**TEXTO DE ESTUDO**
***

Alagoas deve registrar 1.560 novos casos de câncer de cabeça e pescoço até 2028, segundo estimativas que acendem o alerta na saúde pública do estado. A projeção, divulgada pela Folha de Alagoas, revela que a doença — uma das mais agressivas entre os tumores — continua sendo descoberta em estágios avançados, quando as chances de cura diminuem drasticamente.
Sintomas como rouquidão persistente, feridas na boca que não cicatrizam, dificuldade para engolir ou caroços no pescoço são frequentemente ignorados pela população. Especialistas apontam que a falta de informação e o acesso limitado a exames preventivos contribuem para o diagnóstico tardio, transformando sinais simples em emergências oncológicas.

***

**AÇÕES NECESSÁRIAS**
a: Diga se cada afirmação abaixo está de acordo com o texto sobre câncer de cabeça e pescoço em Alagoas, respondendo sim ou não e citando literalmente as palavras do texto que decidem a resposta: (i) a projeção foi divulgada pela Folha de Alagoas; (ii) a doença costuma ser descoberta em estágios iniciais; (iii) a rouquidão persistente aparece entre os sintomas mencionados.
b: Segundo o texto sobre câncer de cabeça e pescoço em Alagoas, quantos novos casos da doença o estado deve registrar até 2028?
c: Dê continuidade ao texto sobre câncer de cabeça e pescoço em Alagoas a partir do ponto em que ele termina.
Os itens não têm papel algum nesta etapa.

Entradas do conjunto de dados
***

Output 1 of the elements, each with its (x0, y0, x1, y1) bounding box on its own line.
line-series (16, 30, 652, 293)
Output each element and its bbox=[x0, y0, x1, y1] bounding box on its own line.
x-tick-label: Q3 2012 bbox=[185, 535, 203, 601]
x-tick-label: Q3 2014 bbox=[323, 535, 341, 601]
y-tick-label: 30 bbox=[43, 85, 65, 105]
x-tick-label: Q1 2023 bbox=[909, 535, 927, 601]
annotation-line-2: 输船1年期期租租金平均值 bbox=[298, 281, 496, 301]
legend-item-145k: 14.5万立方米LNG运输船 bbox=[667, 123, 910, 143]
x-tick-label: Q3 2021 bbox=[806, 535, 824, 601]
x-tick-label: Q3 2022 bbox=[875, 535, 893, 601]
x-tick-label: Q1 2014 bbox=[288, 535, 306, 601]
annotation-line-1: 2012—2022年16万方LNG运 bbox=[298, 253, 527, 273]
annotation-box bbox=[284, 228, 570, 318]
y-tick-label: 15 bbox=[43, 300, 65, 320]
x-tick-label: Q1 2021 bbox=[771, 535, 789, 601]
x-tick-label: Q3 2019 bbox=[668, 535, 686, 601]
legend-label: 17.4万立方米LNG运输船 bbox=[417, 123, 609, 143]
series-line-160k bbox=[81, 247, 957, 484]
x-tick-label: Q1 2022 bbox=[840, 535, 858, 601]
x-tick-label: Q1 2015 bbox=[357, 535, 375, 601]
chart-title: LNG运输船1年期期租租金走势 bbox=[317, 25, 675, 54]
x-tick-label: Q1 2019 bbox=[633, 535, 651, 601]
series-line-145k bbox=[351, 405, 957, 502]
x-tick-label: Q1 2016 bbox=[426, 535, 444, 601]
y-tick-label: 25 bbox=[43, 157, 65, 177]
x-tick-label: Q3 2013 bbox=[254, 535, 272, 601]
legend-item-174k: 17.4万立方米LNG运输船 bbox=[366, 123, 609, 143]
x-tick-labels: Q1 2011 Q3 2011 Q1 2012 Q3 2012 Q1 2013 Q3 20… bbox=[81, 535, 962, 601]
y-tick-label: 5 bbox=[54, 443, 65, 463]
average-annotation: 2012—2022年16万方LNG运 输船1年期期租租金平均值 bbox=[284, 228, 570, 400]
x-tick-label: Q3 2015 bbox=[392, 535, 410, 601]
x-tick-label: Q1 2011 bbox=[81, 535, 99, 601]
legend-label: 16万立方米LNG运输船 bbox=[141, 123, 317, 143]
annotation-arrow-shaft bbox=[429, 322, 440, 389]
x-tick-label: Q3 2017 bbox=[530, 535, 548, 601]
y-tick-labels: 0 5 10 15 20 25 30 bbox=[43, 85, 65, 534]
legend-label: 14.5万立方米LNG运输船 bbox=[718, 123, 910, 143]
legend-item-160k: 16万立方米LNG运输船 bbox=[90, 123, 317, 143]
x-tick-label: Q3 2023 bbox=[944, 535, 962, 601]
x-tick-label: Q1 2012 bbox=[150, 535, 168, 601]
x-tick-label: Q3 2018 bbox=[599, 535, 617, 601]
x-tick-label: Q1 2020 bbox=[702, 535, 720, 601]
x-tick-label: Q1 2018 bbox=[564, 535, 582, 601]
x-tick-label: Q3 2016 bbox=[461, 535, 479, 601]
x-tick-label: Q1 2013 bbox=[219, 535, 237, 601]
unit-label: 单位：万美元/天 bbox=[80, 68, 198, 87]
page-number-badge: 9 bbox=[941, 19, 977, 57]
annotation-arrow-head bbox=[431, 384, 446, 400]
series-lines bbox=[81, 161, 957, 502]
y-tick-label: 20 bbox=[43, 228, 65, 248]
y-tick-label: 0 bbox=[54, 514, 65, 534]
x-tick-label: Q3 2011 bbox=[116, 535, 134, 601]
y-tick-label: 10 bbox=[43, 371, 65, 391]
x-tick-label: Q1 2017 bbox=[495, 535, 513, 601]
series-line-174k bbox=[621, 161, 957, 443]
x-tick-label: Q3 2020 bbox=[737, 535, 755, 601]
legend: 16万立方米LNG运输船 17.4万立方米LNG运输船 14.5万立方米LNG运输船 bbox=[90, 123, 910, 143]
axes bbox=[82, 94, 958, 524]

***

**RESPOSTAS ÀS TAREFAS**
a:
(i) Sim: "divulgada pela Folha de Alagoas".
(ii) Não: "continua sendo descoberta em estágios avançados".
(iii) Sim: "rouquidão persistente".

b: 1.560 novos casos.

c:
O cenário reforça a necessidade de ampliar o atendimento especializado e campanhas de conscientização. Iniciativas como a ampliação do atendimento para pessoas com albinismo em Maceió mostram que é possível inovar na saúde, mas o foco no câncer de cabeça e pescoço ainda é insuficiente.
O próximo passo esperado é que o governo estadual e as prefeituras integrem ações de rastreamento e diagnóstico precoce na atenção básica, enquanto a sociedade cobra mais transparência nos dados e investimentos. Até 2028, cada caso evitado ou tratado a tempo pode fazer a diferença entre a vida e a morte.